Entries supplied
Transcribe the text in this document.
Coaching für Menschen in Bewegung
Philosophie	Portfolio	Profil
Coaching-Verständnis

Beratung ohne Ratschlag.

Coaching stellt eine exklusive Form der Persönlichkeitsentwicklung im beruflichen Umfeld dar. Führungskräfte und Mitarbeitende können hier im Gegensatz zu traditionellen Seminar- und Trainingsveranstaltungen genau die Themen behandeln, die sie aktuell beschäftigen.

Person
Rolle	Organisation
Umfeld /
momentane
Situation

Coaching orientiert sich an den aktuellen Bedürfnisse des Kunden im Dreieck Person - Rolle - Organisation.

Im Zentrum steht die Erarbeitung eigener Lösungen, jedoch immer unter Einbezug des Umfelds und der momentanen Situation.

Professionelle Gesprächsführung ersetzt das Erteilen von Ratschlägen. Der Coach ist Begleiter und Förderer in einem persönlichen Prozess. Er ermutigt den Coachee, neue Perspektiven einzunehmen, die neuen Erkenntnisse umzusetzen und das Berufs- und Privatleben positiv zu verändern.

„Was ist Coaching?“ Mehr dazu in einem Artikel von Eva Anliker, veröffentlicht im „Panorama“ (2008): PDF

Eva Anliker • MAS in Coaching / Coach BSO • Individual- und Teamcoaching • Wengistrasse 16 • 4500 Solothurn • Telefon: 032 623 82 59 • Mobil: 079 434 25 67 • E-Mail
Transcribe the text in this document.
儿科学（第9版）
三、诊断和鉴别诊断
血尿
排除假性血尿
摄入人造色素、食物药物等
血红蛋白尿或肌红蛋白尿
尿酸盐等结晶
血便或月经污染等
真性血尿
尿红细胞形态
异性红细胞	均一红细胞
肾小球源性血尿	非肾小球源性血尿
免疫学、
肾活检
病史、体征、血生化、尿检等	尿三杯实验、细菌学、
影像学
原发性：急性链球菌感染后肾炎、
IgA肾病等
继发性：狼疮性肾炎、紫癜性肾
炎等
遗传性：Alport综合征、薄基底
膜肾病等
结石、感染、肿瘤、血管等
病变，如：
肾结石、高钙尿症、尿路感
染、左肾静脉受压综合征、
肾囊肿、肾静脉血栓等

Task goal
All of the data needs to be printed once more, exactly.

Reply to the task
Transcribe the text in this document.
Coaching für Menschen in Bewegung
Philosophie	Portfolio	Profil
Coaching-Verständnis

Beratung ohne Ratschlag.

Coaching stellt eine exklusive Form der Persönlichkeitsentwicklung im beruflichen Umfeld dar. Führungskräfte und Mitarbeitende können hier im Gegensatz zu traditionellen Seminar- und Trainingsveranstaltungen genau die Themen behandeln, die sie aktuell beschäftigen.

Person
Rolle	Organisation
Umfeld /
momentane
Situation

Coaching orientiert sich an den aktuellen Bedürfnisse des Kunden im Dreieck Person - Rolle - Organisation.

Im Zentrum steht die Erarbeitung eigener Lösungen, jedoch immer unter Einbezug des Umfelds und der momentanen Situation.

Professionelle Gesprächsführung ersetzt das Erteilen von Ratschlägen. Der Coach ist Begleiter und Förderer in einem persönlichen Prozess. Er ermutigt den Coachee, neue Perspektiven einzunehmen, die neuen Erkenntnisse umzusetzen und das Berufs- und Privatleben positiv zu verändern.

„Was ist Coaching?“ Mehr dazu in einem Artikel von Eva Anliker, veröffentlicht im „Panorama“ (2008): PDF

Eva Anliker • MAS in Coaching / Coach BSO • Individual- und Teamcoaching • Wengistrasse 16 • 4500 Solothurn • Telefon: 032 623 82 59 • Mobil: 079 434 25 67 • E-Mail
Transcribe the text in this document.
儿科学（第9版）
三、诊断和鉴别诊断
血尿
排除假性血尿
摄入人造色素、食物药物等
血红蛋白尿或肌红蛋白尿
尿酸盐等结晶
血便或月经污染等
真性血尿
尿红细胞形态
异性红细胞	均一红细胞
肾小球源性血尿	非肾小球源性血尿
免疫学、
肾活检
病史、体征、血生化、尿检等	尿三杯实验、细菌学、
影像学
原发性：急性链球菌感染后肾炎、
IgA肾病等
继发性：狼疮性肾炎、紫癜性肾
炎等
遗传性：Alport综合征、薄基底
膜肾病等
结石、感染、肿瘤、血管等
病变，如：
肾结石、高钙尿症、尿路感
染、左肾静脉受压综合征、
肾囊肿、肾静脉血栓等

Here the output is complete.